◆ **Written task**
Reproduce every line of the entries below without changing anything.

(Element and coordinate entries)
________________________
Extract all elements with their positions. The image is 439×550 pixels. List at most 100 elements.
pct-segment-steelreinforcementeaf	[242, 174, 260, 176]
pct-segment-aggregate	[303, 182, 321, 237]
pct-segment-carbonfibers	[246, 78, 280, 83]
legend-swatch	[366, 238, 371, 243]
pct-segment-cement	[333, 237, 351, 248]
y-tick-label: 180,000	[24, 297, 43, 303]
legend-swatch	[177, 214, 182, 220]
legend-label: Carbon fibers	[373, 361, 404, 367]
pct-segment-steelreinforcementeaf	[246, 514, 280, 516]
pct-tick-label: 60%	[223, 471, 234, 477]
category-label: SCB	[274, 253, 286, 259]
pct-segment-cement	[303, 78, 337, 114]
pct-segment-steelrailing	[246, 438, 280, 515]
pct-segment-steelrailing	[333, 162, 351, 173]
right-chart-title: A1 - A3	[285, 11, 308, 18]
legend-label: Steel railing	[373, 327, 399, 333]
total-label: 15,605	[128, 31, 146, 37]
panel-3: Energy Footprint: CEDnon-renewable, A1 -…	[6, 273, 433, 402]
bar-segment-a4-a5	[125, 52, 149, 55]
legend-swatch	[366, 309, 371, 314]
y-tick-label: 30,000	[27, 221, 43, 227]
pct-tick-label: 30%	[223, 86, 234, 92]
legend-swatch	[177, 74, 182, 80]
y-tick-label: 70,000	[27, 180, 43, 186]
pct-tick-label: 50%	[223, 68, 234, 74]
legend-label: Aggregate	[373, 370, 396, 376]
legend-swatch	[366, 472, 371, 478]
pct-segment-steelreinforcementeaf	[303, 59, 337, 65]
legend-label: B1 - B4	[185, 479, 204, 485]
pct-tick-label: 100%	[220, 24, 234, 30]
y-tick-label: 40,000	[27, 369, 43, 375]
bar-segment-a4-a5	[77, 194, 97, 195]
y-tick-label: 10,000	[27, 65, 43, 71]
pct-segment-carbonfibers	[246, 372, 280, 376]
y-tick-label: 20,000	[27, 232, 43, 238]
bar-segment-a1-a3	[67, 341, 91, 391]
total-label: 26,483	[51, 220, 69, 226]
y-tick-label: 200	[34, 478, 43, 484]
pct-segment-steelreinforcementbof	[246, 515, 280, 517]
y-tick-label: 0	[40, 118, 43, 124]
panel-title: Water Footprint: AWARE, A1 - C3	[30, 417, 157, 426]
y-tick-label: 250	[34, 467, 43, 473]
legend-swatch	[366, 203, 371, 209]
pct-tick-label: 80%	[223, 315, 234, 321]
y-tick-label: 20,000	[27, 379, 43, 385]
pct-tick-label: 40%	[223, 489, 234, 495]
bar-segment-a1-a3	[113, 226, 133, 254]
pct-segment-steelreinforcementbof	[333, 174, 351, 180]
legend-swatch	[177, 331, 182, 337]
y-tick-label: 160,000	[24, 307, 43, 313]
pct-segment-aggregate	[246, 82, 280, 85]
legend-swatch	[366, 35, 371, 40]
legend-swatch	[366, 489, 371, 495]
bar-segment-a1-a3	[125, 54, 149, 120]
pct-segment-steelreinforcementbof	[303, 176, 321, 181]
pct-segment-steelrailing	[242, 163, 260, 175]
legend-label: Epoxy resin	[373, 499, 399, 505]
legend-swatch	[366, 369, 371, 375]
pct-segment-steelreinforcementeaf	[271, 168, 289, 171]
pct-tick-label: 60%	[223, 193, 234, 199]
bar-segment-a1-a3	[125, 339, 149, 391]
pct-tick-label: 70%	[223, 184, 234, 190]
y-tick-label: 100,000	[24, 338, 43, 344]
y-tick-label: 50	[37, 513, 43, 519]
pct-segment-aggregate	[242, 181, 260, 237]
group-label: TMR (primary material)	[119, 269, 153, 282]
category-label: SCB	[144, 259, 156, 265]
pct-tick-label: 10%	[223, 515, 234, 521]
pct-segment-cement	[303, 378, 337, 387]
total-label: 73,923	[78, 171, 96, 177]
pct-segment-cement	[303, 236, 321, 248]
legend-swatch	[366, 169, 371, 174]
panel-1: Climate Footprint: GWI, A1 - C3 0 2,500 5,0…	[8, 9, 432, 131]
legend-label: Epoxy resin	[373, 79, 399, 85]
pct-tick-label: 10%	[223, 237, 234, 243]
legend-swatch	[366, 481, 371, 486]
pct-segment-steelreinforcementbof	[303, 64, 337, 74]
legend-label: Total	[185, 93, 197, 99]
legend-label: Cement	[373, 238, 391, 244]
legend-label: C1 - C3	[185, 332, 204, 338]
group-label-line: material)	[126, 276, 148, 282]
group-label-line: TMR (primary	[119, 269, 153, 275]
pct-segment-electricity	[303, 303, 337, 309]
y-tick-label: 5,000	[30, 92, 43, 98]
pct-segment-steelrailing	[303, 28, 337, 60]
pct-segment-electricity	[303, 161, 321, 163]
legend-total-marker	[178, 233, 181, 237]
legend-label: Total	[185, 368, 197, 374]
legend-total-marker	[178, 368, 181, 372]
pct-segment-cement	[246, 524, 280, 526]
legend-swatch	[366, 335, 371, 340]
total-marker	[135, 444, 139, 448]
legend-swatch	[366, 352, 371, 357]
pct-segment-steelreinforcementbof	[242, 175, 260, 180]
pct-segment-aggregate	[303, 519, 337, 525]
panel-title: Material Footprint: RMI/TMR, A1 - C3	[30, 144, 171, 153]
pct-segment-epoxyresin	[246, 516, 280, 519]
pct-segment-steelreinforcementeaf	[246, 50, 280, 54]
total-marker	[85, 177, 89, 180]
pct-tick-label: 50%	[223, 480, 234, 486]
________________________
◆ **Answer to this exercise**
Extract all elements with their positions. The image is 439×550 pixels. List at most 100 elements.
pct-segment-steelreinforcementeaf	[242, 174, 260, 176]
pct-segment-aggregate	[303, 182, 321, 237]
pct-segment-carbonfibers	[246, 78, 280, 83]
legend-swatch	[366, 238, 371, 243]
pct-segment-cement	[333, 237, 351, 248]
y-tick-label: 180,000	[24, 297, 43, 303]
legend-swatch	[177, 214, 182, 220]
legend-label: Carbon fibers	[373, 361, 404, 367]
pct-segment-steelreinforcementeaf	[246, 514, 280, 516]
pct-tick-label: 60%	[223, 471, 234, 477]
category-label: SCB	[274, 253, 286, 259]
pct-segment-cement	[303, 78, 337, 114]
pct-segment-steelrailing	[246, 438, 280, 515]
pct-segment-steelrailing	[333, 162, 351, 173]
right-chart-title: A1 - A3	[285, 11, 308, 18]
legend-label: Steel railing	[373, 327, 399, 333]
total-label: 15,605	[128, 31, 146, 37]
panel-3: Energy Footprint: CEDnon-renewable, A1 -…	[6, 273, 433, 402]
bar-segment-a4-a5	[125, 52, 149, 55]
legend-swatch	[366, 309, 371, 314]
y-tick-label: 30,000	[27, 221, 43, 227]
pct-tick-label: 30%	[223, 86, 234, 92]
legend-swatch	[177, 74, 182, 80]
y-tick-label: 70,000	[27, 180, 43, 186]
pct-tick-label: 50%	[223, 68, 234, 74]
legend-label: Aggregate	[373, 370, 396, 376]
legend-swatch	[366, 472, 371, 478]
pct-segment-steelreinforcementeaf	[303, 59, 337, 65]
legend-label: B1 - B4	[185, 479, 204, 485]
pct-tick-label: 100%	[220, 24, 234, 30]
y-tick-label: 40,000	[27, 369, 43, 375]
bar-segment-a4-a5	[77, 194, 97, 195]
y-tick-label: 10,000	[27, 65, 43, 71]
pct-segment-carbonfibers	[246, 372, 280, 376]
y-tick-label: 20,000	[27, 232, 43, 238]
bar-segment-a1-a3	[67, 341, 91, 391]
total-label: 26,483	[51, 220, 69, 226]
y-tick-label: 200	[34, 478, 43, 484]
pct-segment-steelreinforcementbof	[246, 515, 280, 517]
y-tick-label: 0	[40, 118, 43, 124]
panel-title: Water Footprint: AWARE, A1 - C3	[30, 417, 157, 426]
y-tick-label: 250	[34, 467, 43, 473]
legend-swatch	[366, 203, 371, 209]
pct-tick-label: 80%	[223, 315, 234, 321]
y-tick-label: 20,000	[27, 379, 43, 385]
pct-tick-label: 40%	[223, 489, 234, 495]
bar-segment-a1-a3	[113, 226, 133, 254]
pct-segment-steelreinforcementbof	[333, 174, 351, 180]
legend-swatch	[177, 331, 182, 337]
y-tick-label: 160,000	[24, 307, 43, 313]
pct-segment-aggregate	[246, 82, 280, 85]
legend-swatch	[366, 35, 371, 40]
legend-swatch	[366, 489, 371, 495]
bar-segment-a1-a3	[125, 54, 149, 120]
pct-segment-steelreinforcementbof	[303, 176, 321, 181]
pct-segment-steelrailing	[242, 163, 260, 175]
legend-label: Epoxy resin	[373, 499, 399, 505]
legend-swatch	[366, 369, 371, 375]
pct-segment-steelreinforcementeaf	[271, 168, 289, 171]
pct-tick-label: 60%	[223, 193, 234, 199]
bar-segment-a1-a3	[125, 339, 149, 391]
pct-tick-label: 70%	[223, 184, 234, 190]
y-tick-label: 100,000	[24, 338, 43, 344]
y-tick-label: 50	[37, 513, 43, 519]
pct-segment-aggregate	[242, 181, 260, 237]
group-label: TMR (primary material)	[119, 269, 153, 282]
category-label: SCB	[144, 259, 156, 265]
pct-tick-label: 10%	[223, 515, 234, 521]
pct-segment-cement	[303, 378, 337, 387]
total-label: 73,923	[78, 171, 96, 177]
pct-segment-cement	[303, 236, 321, 248]
legend-swatch	[366, 169, 371, 174]
panel-1: Climate Footprint: GWI, A1 - C3 0 2,500 5,0…	[8, 9, 432, 131]
legend-label: Epoxy resin	[373, 79, 399, 85]
pct-tick-label: 10%	[223, 237, 234, 243]
legend-swatch	[366, 481, 371, 486]
pct-segment-steelreinforcementbof	[303, 64, 337, 74]
legend-label: Total	[185, 93, 197, 99]
legend-label: Cement	[373, 238, 391, 244]
legend-label: C1 - C3	[185, 332, 204, 338]
group-label-line: material)	[126, 276, 148, 282]
group-label-line: TMR (primary	[119, 269, 153, 275]
pct-segment-electricity	[303, 303, 337, 309]
y-tick-label: 5,000	[30, 92, 43, 98]
pct-segment-steelrailing	[303, 28, 337, 60]
pct-segment-electricity	[303, 161, 321, 163]
legend-total-marker	[178, 233, 181, 237]
legend-label: Total	[185, 368, 197, 374]
legend-total-marker	[178, 368, 181, 372]
pct-segment-cement	[246, 524, 280, 526]
legend-swatch	[366, 335, 371, 340]
total-marker	[135, 444, 139, 448]
legend-swatch	[366, 352, 371, 357]
pct-segment-steelreinforcementbof	[242, 175, 260, 180]
pct-segment-aggregate	[303, 519, 337, 525]
panel-title: Material Footprint: RMI/TMR, A1 - C3	[30, 144, 171, 153]
pct-segment-epoxyresin	[246, 516, 280, 519]
pct-segment-steelreinforcementeaf	[246, 50, 280, 54]
total-marker	[85, 177, 89, 180]
pct-tick-label: 50%	[223, 480, 234, 486]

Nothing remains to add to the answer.